» AIM
Show all lines from the data that include the word "network".

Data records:
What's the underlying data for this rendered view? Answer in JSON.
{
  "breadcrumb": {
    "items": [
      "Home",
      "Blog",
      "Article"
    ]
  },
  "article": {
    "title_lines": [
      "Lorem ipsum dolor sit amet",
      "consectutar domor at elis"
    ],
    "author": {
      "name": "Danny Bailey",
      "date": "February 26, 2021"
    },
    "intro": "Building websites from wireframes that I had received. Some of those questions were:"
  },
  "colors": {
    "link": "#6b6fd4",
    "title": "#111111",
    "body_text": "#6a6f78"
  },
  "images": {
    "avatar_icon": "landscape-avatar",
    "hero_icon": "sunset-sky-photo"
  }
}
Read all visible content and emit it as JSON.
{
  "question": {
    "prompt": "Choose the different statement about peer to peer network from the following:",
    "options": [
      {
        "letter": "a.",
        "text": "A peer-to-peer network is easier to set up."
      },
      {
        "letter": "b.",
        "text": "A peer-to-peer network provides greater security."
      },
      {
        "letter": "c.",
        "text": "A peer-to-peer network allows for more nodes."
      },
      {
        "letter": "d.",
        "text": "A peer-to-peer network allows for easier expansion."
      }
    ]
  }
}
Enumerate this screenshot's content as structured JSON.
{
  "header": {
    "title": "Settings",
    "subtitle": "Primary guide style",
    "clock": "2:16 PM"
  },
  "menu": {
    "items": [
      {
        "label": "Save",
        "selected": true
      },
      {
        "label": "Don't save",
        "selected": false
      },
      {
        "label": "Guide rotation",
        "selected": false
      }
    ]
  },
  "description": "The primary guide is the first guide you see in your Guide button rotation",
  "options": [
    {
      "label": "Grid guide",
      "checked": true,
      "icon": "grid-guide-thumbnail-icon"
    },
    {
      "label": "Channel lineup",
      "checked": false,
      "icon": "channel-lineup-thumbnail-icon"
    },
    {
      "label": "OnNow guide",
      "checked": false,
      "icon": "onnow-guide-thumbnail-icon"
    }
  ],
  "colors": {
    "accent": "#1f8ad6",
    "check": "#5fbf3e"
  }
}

» WRITTEN RESPONSE
    "prompt": "Choose the different statement about peer to peer network from the following:",
        "text": "A peer-to-peer network is easier to set up."
        "text": "A peer-to-peer network provides greater security."
        "text": "A peer-to-peer network allows for more nodes."
        "text": "A peer-to-peer network allows for easier expansion."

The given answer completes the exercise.